§ WRITTEN TASK: What is the number of lines in these entries that include "image"? Write that number and no other text.

○ ○ ○ ○ ○ ○ ○

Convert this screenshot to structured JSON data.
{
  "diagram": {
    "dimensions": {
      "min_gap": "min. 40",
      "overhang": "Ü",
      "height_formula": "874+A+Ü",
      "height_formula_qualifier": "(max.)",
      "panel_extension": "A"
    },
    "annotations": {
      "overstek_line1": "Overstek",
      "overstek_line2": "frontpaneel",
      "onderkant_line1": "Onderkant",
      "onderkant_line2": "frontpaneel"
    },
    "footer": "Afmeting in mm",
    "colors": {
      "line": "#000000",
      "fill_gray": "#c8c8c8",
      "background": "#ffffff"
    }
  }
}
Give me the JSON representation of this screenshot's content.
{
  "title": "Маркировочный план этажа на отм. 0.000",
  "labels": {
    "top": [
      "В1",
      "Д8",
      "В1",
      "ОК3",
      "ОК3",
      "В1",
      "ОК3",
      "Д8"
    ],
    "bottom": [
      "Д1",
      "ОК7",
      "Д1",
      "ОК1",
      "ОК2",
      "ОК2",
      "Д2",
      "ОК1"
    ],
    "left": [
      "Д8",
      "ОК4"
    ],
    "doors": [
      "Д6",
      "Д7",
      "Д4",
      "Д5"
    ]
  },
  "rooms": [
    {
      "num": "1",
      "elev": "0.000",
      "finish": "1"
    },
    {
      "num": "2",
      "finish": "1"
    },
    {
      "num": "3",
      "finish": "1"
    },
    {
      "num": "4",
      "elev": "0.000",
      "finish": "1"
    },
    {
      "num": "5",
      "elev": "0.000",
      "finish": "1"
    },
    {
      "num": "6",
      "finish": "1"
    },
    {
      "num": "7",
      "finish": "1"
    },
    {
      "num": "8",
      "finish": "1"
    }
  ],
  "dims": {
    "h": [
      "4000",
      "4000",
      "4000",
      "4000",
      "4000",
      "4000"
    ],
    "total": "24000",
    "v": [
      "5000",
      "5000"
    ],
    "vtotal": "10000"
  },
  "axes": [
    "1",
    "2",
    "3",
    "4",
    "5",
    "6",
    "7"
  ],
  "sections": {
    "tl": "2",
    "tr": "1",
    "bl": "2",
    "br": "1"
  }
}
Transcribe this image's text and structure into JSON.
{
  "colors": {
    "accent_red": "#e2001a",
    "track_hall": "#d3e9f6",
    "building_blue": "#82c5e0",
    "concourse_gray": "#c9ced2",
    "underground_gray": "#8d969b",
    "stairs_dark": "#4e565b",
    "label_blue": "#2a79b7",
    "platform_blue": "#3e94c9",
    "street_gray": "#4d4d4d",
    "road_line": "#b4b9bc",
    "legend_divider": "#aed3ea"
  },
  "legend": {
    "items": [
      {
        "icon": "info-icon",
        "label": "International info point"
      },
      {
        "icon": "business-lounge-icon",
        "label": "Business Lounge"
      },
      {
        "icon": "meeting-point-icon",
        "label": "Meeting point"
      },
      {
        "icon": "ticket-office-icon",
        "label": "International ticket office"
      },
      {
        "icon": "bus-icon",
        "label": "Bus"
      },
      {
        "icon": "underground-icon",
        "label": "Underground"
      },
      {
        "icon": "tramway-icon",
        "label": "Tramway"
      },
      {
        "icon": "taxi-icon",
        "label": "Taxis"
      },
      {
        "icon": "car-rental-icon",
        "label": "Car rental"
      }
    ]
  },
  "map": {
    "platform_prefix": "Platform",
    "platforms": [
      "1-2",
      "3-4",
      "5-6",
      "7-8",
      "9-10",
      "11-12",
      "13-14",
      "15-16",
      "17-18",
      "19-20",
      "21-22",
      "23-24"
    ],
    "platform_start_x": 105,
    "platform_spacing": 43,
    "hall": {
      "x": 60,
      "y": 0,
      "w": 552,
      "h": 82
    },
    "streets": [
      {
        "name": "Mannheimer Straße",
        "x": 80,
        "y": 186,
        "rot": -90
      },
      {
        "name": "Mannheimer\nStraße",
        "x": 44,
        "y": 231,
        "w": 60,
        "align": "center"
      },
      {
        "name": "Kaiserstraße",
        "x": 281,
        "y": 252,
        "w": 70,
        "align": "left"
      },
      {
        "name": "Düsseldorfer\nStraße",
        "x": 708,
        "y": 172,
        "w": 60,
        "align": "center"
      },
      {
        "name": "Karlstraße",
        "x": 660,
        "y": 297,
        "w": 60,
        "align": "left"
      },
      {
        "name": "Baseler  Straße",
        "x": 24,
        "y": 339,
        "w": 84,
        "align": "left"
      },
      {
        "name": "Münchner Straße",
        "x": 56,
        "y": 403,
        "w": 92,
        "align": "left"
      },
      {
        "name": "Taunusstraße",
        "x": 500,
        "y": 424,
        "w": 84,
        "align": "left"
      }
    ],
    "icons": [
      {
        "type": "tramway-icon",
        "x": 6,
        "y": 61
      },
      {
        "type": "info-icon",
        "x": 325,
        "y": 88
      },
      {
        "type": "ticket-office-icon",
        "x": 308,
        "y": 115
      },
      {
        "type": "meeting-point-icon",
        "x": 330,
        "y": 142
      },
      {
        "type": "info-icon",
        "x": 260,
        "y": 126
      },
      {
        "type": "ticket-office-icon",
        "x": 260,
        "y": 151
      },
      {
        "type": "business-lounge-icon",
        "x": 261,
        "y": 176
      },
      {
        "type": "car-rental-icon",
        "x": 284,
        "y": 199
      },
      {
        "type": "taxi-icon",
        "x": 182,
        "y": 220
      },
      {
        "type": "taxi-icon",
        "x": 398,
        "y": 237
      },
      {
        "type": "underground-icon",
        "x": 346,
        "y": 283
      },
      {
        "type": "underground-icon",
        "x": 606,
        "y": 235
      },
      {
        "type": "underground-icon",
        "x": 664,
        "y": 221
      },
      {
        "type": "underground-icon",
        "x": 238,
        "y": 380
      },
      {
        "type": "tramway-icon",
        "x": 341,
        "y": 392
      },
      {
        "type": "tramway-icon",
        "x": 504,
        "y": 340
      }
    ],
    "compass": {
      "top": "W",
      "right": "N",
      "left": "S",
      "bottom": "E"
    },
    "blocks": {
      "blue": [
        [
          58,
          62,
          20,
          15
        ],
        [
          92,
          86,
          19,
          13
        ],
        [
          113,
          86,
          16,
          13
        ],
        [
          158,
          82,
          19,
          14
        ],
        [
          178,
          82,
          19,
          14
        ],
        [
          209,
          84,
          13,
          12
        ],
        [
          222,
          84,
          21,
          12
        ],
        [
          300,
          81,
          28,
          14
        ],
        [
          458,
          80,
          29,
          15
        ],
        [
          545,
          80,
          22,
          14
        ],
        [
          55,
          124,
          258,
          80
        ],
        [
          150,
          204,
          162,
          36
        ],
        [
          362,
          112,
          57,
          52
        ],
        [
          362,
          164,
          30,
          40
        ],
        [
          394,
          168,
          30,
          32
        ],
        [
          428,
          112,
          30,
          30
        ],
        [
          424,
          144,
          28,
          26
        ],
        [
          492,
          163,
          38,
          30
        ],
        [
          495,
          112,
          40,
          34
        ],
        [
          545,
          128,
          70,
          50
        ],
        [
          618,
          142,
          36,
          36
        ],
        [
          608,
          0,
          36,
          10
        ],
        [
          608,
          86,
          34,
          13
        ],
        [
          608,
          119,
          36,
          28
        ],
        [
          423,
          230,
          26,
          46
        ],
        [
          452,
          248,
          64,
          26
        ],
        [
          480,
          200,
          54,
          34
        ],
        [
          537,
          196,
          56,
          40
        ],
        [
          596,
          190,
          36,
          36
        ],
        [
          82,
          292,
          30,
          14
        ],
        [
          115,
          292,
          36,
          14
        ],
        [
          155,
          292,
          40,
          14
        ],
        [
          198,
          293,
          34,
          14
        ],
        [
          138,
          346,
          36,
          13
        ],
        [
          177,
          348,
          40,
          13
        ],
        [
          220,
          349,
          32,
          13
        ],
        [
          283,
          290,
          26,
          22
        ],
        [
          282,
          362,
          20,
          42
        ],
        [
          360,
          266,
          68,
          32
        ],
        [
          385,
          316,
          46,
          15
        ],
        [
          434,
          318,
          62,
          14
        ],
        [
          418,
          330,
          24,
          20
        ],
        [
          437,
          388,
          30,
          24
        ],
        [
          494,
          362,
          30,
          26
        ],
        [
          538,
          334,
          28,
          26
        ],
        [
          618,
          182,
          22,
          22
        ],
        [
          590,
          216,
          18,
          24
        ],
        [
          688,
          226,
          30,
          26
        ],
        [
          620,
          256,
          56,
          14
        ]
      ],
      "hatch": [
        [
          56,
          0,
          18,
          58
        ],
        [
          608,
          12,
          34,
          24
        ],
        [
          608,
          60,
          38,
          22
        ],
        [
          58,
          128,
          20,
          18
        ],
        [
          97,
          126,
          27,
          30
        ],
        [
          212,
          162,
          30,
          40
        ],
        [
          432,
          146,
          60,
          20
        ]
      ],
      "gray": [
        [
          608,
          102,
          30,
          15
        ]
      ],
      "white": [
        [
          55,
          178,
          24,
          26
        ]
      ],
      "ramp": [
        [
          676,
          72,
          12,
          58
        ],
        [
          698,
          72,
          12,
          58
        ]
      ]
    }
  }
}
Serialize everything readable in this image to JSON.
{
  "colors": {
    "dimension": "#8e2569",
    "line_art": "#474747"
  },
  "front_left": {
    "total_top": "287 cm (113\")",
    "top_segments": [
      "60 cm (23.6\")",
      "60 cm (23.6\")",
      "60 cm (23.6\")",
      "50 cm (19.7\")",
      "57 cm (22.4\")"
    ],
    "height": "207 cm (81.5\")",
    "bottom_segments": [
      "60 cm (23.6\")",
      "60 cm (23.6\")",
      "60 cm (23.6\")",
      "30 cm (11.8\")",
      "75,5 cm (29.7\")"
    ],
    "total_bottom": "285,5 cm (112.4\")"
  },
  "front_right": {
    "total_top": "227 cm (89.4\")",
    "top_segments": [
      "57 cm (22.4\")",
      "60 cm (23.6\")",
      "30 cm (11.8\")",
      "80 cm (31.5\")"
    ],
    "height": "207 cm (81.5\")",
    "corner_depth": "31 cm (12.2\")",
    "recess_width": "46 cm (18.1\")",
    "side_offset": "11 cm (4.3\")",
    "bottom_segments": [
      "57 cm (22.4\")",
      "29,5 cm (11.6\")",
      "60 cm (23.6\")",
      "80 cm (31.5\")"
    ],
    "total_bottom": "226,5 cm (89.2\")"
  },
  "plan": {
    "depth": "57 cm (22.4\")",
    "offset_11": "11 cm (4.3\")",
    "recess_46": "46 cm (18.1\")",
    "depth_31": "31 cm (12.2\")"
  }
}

○ ○ ○ ○ ○ ○ ○

§ RESPONSE: 2